═══ Given information
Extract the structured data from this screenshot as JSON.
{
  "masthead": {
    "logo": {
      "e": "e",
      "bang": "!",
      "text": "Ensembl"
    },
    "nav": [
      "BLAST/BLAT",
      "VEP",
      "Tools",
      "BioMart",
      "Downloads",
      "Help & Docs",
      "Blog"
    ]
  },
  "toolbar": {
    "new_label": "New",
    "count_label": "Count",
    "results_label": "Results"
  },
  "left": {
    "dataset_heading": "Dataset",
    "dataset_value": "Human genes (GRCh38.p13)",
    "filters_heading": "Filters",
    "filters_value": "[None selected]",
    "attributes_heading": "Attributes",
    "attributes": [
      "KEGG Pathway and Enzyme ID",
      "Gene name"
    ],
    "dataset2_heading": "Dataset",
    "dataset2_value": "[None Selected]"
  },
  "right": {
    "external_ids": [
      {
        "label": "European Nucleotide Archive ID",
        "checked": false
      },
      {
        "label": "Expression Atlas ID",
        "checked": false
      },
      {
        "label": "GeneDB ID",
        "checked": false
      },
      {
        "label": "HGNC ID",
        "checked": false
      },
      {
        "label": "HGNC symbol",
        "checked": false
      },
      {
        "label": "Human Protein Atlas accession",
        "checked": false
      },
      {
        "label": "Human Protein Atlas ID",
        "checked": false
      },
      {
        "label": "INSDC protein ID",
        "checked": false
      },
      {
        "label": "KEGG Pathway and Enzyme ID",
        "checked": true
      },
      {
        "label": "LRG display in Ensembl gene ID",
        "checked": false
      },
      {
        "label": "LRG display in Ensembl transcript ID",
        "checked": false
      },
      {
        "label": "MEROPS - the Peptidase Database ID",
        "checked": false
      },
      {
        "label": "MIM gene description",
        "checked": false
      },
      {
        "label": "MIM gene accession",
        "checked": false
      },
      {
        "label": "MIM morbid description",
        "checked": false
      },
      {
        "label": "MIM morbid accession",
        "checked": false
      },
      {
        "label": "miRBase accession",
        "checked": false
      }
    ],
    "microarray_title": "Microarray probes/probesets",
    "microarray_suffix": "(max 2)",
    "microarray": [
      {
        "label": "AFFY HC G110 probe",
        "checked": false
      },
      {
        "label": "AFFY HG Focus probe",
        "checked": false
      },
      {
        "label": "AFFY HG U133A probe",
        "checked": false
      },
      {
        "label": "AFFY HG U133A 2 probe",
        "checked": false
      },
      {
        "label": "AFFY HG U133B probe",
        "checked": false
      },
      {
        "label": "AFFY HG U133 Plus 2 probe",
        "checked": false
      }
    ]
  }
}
══════
Task statement>
Every line of the listing needs to be written out exactly.

Response below>
Extract the structured data from this screenshot as JSON.
{
  "masthead": {
    "logo": {
      "e": "e",
      "bang": "!",
      "text": "Ensembl"
    },
    "nav": [
      "BLAST/BLAT",
      "VEP",
      "Tools",
      "BioMart",
      "Downloads",
      "Help & Docs",
      "Blog"
    ]
  },
  "toolbar": {
    "new_label": "New",
    "count_label": "Count",
    "results_label": "Results"
  },
  "left": {
    "dataset_heading": "Dataset",
    "dataset_value": "Human genes (GRCh38.p13)",
    "filters_heading": "Filters",
    "filters_value": "[None selected]",
    "attributes_heading": "Attributes",
    "attributes": [
      "KEGG Pathway and Enzyme ID",
      "Gene name"
    ],
    "dataset2_heading": "Dataset",
    "dataset2_value": "[None Selected]"
  },
  "right": {
    "external_ids": [
      {
        "label": "European Nucleotide Archive ID",
        "checked": false
      },
      {
        "label": "Expression Atlas ID",
        "checked": false
      },
      {
        "label": "GeneDB ID",
        "checked": false
      },
      {
        "label": "HGNC ID",
        "checked": false
      },
      {
        "label": "HGNC symbol",
        "checked": false
      },
      {
        "label": "Human Protein Atlas accession",
        "checked": false
      },
      {
        "label": "Human Protein Atlas ID",
        "checked": false
      },
      {
        "label": "INSDC protein ID",
        "checked": false
      },
      {
        "label": "KEGG Pathway and Enzyme ID",
        "checked": true
      },
      {
        "label": "LRG display in Ensembl gene ID",
        "checked": false
      },
      {
        "label": "LRG display in Ensembl transcript ID",
        "checked": false
      },
      {
        "label": "MEROPS - the Peptidase Database ID",
        "checked": false
      },
      {
        "label": "MIM gene description",
        "checked": false
      },
      {
        "label": "MIM gene accession",
        "checked": false
      },
      {
        "label": "MIM morbid description",
        "checked": false
      },
      {
        "label": "MIM morbid accession",
        "checked": false
      },
      {
        "label": "miRBase accession",
        "checked": false
      }
    ],
    "microarray_title": "Microarray probes/probesets",
    "microarray_suffix": "(max 2)",
    "microarray": [
      {
        "label": "AFFY HC G110 probe",
        "checked": false
      },
      {
        "label": "AFFY HG Focus probe",
        "checked": false
      },
      {
        "label": "AFFY HG U133A probe",
        "checked": false
      },
      {
        "label": "AFFY HG U133A 2 probe",
        "checked": false
      },
      {
        "label": "AFFY HG U133B probe",
        "checked": false
      },
      {
        "label": "AFFY HG U133 Plus 2 probe",
        "checked": false
      }
    ]
  }
}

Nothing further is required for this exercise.